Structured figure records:
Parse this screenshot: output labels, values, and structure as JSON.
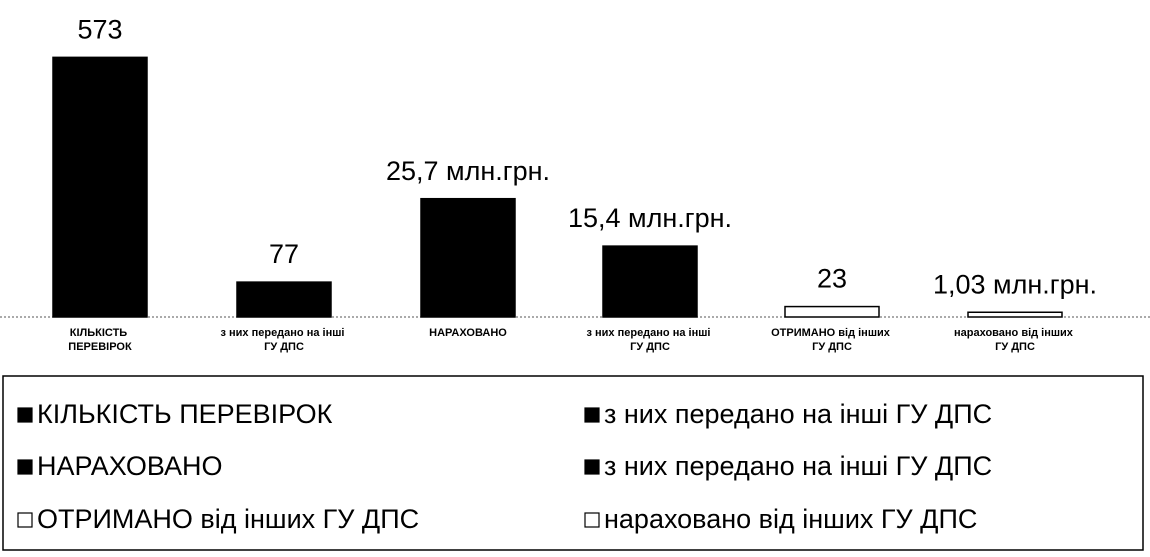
{
  "chart_data": {
    "type": "bar",
    "categories": [
      "КІЛЬКІСТЬ ПЕРЕВІРОК",
      "з них передано на інші ГУ ДПС",
      "НАРАХОВАНО",
      "з них передано на інші ГУ ДПС",
      "ОТРИМАНО від інших ГУ ДПС",
      "нараховано від інших ГУ ДПС"
    ],
    "values": [
      573,
      77,
      25.7,
      15.4,
      23,
      1.03
    ],
    "value_labels": [
      "573",
      "77",
      "25,7 млн.грн.",
      "15,4 млн.грн.",
      "23",
      "1,03 млн.грн."
    ],
    "axes": [
      "y",
      "y",
      "y2",
      "y2",
      "y",
      "y2"
    ],
    "colors": [
      "#000000",
      "#000000",
      "#000000",
      "#000000",
      "#ffffff",
      "#ffffff"
    ],
    "ylim": [
      0,
      640
    ],
    "y2lim": [
      0,
      63
    ],
    "legend": "bottom"
  }
}
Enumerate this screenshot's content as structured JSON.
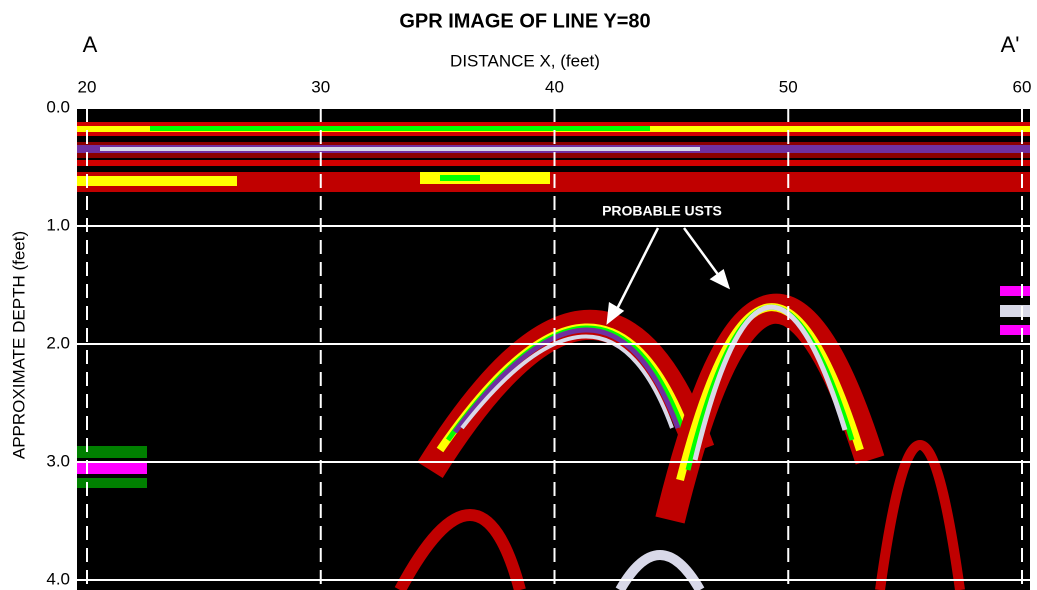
{
  "chart_data": {
    "type": "image",
    "title": "GPR IMAGE OF LINE Y=80",
    "xlabel": "DISTANCE X, (feet)",
    "ylabel": "APPROXIMATE DEPTH (feet)",
    "labels": [
      "A",
      "A'"
    ],
    "annotation": "PROBABLE USTS",
    "xlim": [
      20,
      60
    ],
    "xticks": [
      20,
      30,
      40,
      50,
      60
    ],
    "ylim": [
      0,
      4
    ],
    "y_inverted": true,
    "yticks": [
      {
        "value": 0,
        "label": "0.0"
      },
      {
        "value": 1,
        "label": "1.0"
      },
      {
        "value": 2,
        "label": "2.0"
      },
      {
        "value": 3,
        "label": "3.0"
      },
      {
        "value": 4,
        "label": "4.0"
      }
    ],
    "grid": true
  }
}
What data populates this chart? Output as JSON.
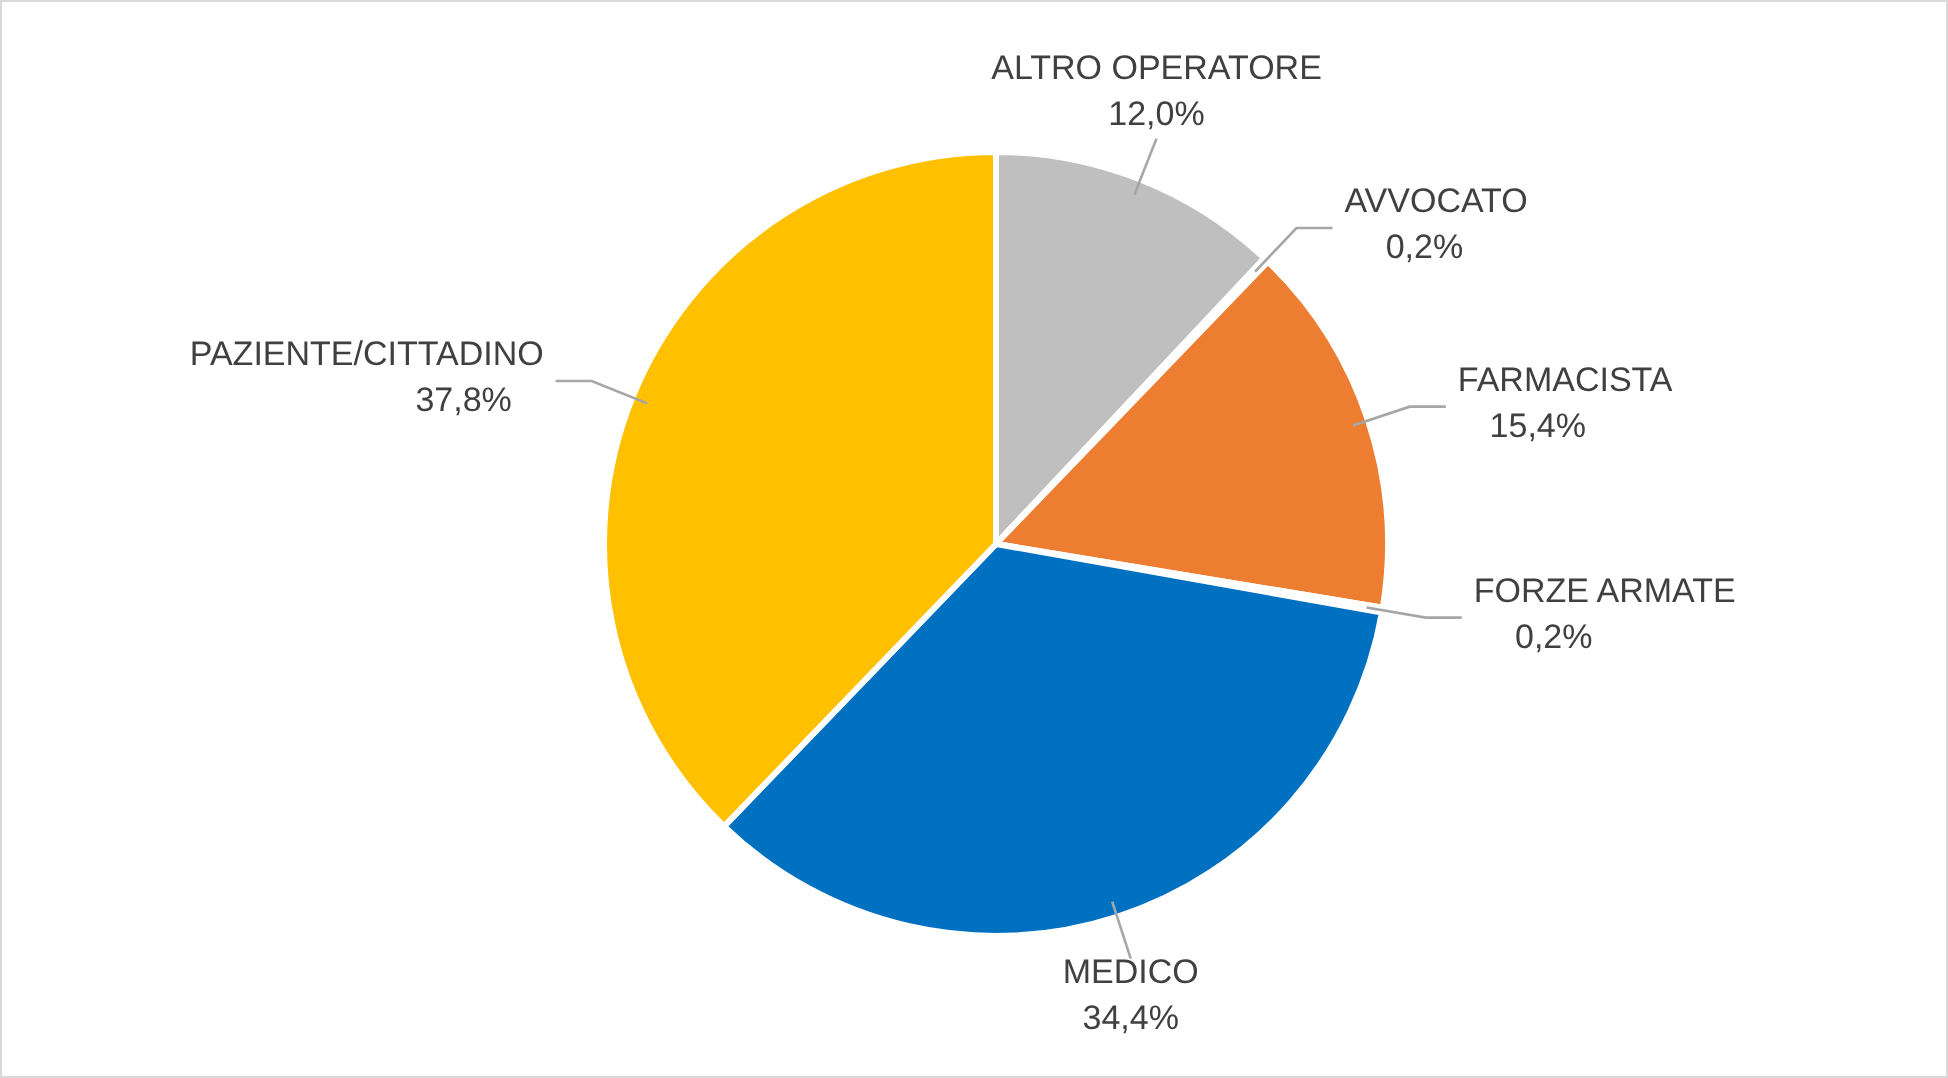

* [WORK TO COMPLETE] Write the records out once more, exactly as they appear, with no pictures.

* [REPLY]
Parse this screenshot: output labels, values, and structure as JSON.
{
  "chart_data": {
    "type": "bar",
    "categories": [
      "КІЛЬКІСТЬ ПЕРЕВІРОК",
      "з них передано на інші ГУ ДПС",
      "НАРАХОВАНО",
      "з них передано на інші ГУ ДПС",
      "ОТРИМАНО від інших ГУ ДПС",
      "нараховано від інших ГУ ДПС"
    ],
    "values": [
      573,
      77,
      25.7,
      15.4,
      23,
      1.03
    ],
    "value_labels": [
      "573",
      "77",
      "25,7 млн.грн.",
      "15,4 млн.грн.",
      "23",
      "1,03 млн.грн."
    ],
    "axes": [
      "y",
      "y",
      "y2",
      "y2",
      "y",
      "y2"
    ],
    "colors": [
      "#000000",
      "#000000",
      "#000000",
      "#000000",
      "#ffffff",
      "#ffffff"
    ],
    "ylim": [
      0,
      640
    ],
    "y2lim": [
      0,
      63
    ],
    "legend": "bottom"
  }
}
Enumerate this screenshot's content as structured JSON.
{
  "chart_data": {
    "type": "image",
    "title": "GPR IMAGE OF LINE Y=80",
    "xlabel": "DISTANCE X, (feet)",
    "ylabel": "APPROXIMATE DEPTH (feet)",
    "labels": [
      "A",
      "A'"
    ],
    "annotation": "PROBABLE USTS",
    "xlim": [
      20,
      60
    ],
    "xticks": [
      20,
      30,
      40,
      50,
      60
    ],
    "ylim": [
      0,
      4
    ],
    "y_inverted": true,
    "yticks": [
      {
        "value": 0,
        "label": "0.0"
      },
      {
        "value": 1,
        "label": "1.0"
      },
      {
        "value": 2,
        "label": "2.0"
      },
      {
        "value": 3,
        "label": "3.0"
      },
      {
        "value": 4,
        "label": "4.0"
      }
    ],
    "grid": true
  }
}
What data populates this chart? Output as JSON.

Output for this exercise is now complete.